- EXERCISE MATERIALS -
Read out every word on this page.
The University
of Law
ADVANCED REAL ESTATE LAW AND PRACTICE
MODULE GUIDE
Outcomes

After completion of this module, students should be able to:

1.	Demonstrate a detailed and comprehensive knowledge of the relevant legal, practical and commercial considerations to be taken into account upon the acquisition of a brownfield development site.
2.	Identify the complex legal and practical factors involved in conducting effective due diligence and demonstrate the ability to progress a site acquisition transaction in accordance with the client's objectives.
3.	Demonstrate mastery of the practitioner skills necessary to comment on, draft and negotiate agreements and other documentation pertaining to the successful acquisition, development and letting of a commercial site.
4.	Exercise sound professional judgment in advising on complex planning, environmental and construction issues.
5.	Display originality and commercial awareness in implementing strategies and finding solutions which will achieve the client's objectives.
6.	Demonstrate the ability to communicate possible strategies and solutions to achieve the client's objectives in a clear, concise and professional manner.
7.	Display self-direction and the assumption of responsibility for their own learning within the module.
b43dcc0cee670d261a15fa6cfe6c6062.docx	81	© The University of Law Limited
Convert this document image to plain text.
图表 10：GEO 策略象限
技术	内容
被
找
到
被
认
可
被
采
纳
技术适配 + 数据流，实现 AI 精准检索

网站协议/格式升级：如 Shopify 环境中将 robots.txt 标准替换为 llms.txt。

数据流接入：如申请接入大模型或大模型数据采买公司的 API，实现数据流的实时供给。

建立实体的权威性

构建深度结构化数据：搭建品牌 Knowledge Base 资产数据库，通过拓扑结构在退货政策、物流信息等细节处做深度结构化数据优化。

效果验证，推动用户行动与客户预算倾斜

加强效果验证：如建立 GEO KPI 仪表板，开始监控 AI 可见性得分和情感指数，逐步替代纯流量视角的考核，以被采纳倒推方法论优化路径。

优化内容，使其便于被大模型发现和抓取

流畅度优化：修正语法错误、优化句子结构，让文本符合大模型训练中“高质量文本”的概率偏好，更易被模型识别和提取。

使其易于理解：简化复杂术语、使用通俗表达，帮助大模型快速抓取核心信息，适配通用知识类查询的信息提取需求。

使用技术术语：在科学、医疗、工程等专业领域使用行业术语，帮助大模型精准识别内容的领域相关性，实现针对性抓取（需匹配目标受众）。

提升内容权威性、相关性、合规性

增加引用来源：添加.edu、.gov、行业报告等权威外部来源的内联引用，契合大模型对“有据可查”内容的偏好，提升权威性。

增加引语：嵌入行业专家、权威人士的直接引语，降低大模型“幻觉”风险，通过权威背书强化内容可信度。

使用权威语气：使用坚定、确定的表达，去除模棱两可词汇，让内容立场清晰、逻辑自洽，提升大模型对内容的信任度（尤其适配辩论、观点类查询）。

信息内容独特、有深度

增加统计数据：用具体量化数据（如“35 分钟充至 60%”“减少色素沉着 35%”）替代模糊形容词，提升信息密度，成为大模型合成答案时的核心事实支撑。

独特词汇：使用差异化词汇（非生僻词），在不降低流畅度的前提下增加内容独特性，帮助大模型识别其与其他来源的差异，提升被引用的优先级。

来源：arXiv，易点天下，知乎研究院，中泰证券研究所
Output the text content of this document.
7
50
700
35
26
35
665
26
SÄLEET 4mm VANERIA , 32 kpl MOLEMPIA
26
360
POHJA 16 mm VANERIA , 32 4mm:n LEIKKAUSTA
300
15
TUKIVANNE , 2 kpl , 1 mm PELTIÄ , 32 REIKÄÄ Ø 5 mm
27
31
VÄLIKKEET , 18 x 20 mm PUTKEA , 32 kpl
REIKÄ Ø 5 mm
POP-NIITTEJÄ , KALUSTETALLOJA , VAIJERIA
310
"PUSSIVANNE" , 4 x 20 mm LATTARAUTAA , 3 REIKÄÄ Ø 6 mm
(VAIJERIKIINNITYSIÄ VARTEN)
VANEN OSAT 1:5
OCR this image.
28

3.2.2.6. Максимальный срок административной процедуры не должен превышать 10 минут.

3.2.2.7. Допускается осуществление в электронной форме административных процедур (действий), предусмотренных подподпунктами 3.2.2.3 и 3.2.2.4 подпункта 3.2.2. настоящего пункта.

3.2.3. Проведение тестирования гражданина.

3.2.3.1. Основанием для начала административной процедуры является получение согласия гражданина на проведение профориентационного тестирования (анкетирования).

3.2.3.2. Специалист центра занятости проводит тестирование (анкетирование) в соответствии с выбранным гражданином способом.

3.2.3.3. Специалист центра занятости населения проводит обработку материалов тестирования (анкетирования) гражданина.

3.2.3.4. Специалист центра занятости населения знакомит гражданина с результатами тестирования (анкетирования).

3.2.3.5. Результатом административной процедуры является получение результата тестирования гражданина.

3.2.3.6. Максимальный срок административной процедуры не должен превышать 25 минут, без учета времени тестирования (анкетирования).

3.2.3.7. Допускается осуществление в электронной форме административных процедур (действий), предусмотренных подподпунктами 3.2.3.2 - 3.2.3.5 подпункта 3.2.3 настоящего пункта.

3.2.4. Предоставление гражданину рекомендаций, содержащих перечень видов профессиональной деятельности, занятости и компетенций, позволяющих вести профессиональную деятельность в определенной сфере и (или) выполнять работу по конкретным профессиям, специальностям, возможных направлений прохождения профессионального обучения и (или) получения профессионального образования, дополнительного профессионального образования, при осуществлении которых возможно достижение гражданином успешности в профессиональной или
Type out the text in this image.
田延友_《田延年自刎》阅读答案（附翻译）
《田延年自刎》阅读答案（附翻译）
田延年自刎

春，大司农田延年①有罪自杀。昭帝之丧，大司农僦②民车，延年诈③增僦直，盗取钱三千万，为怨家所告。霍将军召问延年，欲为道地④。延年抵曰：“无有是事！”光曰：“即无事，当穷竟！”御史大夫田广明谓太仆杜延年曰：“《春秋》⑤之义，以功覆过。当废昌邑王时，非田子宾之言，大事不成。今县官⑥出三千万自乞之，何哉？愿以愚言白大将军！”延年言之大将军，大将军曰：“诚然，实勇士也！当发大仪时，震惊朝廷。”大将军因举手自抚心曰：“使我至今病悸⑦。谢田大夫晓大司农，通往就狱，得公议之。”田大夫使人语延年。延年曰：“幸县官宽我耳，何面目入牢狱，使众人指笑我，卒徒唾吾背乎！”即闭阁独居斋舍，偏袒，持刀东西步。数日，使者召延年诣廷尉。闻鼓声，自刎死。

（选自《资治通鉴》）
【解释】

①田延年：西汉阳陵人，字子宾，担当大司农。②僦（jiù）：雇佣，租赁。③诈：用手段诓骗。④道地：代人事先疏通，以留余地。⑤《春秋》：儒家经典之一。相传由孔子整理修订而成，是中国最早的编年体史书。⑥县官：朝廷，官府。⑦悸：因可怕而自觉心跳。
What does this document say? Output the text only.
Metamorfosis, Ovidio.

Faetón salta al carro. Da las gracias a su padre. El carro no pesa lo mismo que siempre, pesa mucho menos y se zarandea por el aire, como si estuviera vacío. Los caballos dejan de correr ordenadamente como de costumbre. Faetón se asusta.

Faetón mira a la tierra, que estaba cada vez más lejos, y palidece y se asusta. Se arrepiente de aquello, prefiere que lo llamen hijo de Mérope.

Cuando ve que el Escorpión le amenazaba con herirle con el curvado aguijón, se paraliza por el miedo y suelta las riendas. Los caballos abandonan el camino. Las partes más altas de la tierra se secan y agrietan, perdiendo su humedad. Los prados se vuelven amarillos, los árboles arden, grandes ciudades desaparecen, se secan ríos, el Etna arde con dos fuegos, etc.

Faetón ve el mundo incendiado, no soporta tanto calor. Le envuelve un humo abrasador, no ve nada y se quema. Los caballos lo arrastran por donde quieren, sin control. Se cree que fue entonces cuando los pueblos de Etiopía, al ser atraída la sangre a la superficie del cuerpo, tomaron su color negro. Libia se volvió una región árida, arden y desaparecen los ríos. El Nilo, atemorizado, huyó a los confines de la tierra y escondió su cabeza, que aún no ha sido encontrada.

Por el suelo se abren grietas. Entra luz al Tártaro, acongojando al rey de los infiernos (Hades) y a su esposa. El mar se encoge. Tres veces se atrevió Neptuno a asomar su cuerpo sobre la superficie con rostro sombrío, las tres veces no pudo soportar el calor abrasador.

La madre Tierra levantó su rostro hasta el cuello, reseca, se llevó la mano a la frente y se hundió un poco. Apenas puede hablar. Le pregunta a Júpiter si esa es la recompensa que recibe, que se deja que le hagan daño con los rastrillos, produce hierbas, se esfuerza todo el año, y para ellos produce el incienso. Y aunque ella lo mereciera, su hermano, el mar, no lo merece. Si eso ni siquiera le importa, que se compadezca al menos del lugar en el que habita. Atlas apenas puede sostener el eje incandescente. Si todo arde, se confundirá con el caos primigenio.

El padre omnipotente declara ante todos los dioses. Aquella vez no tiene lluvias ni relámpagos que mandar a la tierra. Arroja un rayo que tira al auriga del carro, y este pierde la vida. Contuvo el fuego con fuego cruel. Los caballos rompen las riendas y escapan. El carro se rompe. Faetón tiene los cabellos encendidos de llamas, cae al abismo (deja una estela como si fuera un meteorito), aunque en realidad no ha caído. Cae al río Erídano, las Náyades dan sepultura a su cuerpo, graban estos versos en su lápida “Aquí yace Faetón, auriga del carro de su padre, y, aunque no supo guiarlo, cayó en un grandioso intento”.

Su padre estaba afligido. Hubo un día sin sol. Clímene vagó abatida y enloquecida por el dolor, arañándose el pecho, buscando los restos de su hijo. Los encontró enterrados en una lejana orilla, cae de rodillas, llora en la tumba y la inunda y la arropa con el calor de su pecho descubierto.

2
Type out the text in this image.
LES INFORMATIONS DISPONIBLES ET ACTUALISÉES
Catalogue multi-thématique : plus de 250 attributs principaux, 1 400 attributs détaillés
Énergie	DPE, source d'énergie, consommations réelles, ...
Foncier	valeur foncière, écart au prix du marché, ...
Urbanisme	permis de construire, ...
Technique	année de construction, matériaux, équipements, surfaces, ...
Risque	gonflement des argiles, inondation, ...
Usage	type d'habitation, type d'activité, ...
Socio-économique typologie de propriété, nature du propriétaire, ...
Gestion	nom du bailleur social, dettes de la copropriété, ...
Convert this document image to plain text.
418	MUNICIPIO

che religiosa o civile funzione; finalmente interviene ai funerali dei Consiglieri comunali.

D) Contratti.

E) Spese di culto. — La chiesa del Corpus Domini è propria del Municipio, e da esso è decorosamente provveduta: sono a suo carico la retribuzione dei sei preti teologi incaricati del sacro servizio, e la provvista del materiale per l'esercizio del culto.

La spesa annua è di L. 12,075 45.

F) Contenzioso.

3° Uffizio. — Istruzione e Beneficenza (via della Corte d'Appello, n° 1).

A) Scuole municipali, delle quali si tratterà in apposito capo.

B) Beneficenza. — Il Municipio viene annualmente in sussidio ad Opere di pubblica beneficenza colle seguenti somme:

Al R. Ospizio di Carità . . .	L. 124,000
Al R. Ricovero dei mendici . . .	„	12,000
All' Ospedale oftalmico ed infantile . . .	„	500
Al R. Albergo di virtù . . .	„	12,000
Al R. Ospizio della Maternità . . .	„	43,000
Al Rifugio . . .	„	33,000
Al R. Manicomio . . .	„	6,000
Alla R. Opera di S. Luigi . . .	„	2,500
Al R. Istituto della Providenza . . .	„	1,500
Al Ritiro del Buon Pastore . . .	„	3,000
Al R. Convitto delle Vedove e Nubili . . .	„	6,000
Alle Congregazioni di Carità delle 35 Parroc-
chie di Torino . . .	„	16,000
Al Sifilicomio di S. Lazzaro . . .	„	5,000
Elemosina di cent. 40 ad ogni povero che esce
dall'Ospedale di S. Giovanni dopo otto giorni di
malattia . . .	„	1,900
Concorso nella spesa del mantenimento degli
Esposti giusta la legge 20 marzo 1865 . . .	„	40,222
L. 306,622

- OBJECTIVE -
Collect from the data above every line that includes "construction".

- FULL OUTPUT -
4.	Exercise sound professional judgment in advising on complex planning, environmental and construction issues.
Technique	année de construction, matériaux, équipements, surfaces, ...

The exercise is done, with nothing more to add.